Exercise instructions: Repeat the full listing below verbatim and keep the images out.

Data records
****************

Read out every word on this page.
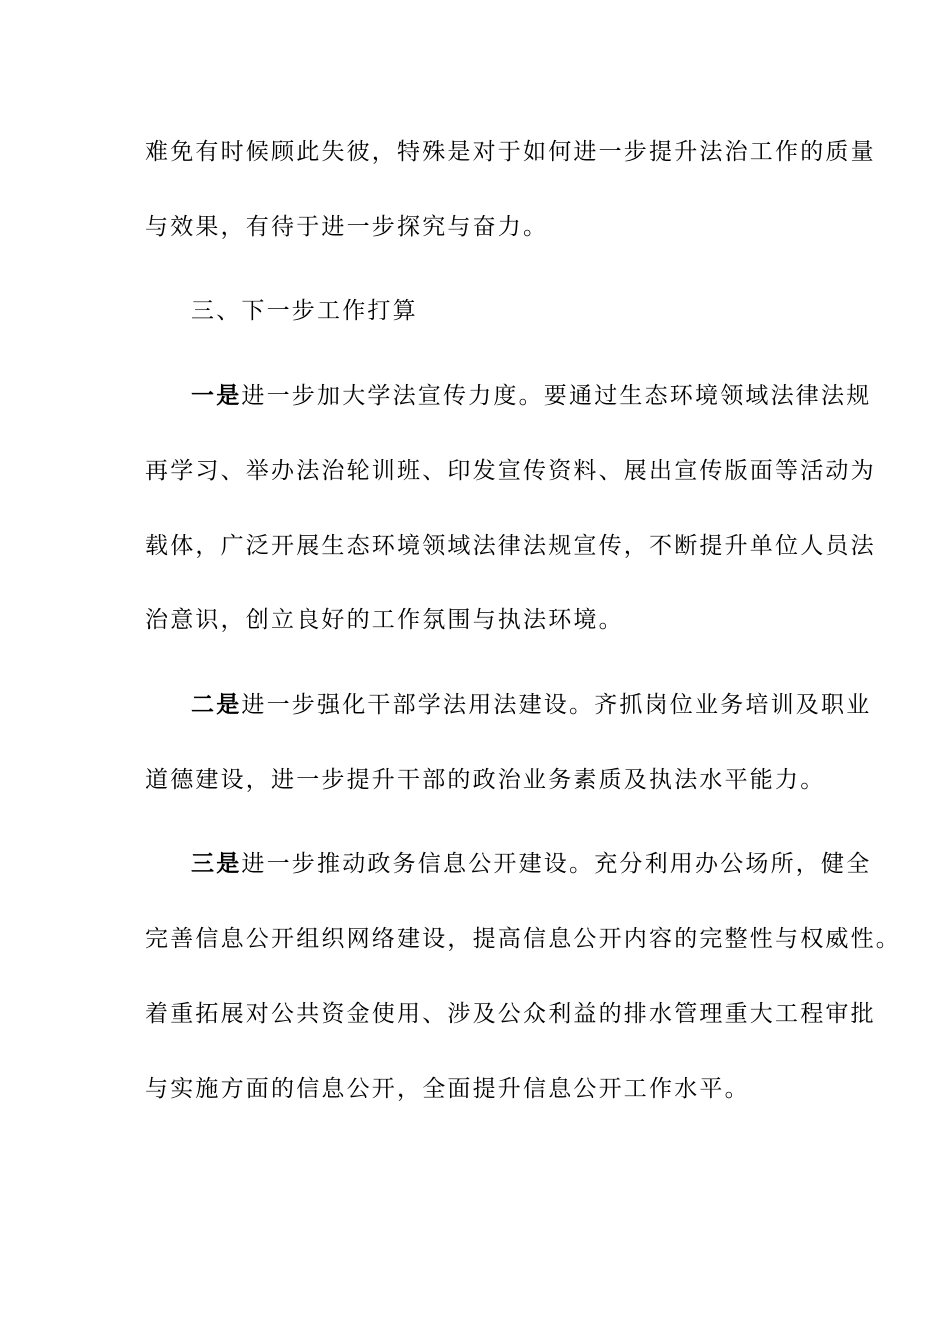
难免有时候顾此失彼，特殊是对于如何进一步提升法治工作的质量
与效果，有待于进一步探究与奋力。
三、下一步工作打算
一是进一步加大学法宣传力度。要通过生态环境领域法律法规
再学习、举办法治轮训班、印发宣传资料、展出宣传版面等活动为
载体，广泛开展生态环境领域法律法规宣传，不断提升单位人员法
治意识，创立良好的工作氛围与执法环境。
二是进一步强化干部学法用法建设。齐抓岗位业务培训及职业
道德建设，进一步提升干部的政治业务素质及执法水平能力。
三是进一步推动政务信息公开建设。充分利用办公场所，健全
完善信息公开组织网络建设，提高信息公开内容的完整性与权威性。
着重拓展对公共资金使用、涉及公众利益的排水管理重大工程审批
与实施方面的信息公开，全面提升信息公开工作水平。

****************

Task answer:
Read out every word on this page.
难免有时候顾此失彼，特殊是对于如何进一步提升法治工作的质量
与效果，有待于进一步探究与奋力。
三、下一步工作打算
一是进一步加大学法宣传力度。要通过生态环境领域法律法规
再学习、举办法治轮训班、印发宣传资料、展出宣传版面等活动为
载体，广泛开展生态环境领域法律法规宣传，不断提升单位人员法
治意识，创立良好的工作氛围与执法环境。
二是进一步强化干部学法用法建设。齐抓岗位业务培训及职业
道德建设，进一步提升干部的政治业务素质及执法水平能力。
三是进一步推动政务信息公开建设。充分利用办公场所，健全
完善信息公开组织网络建设，提高信息公开内容的完整性与权威性。
着重拓展对公共资金使用、涉及公众利益的排水管理重大工程审批
与实施方面的信息公开，全面提升信息公开工作水平。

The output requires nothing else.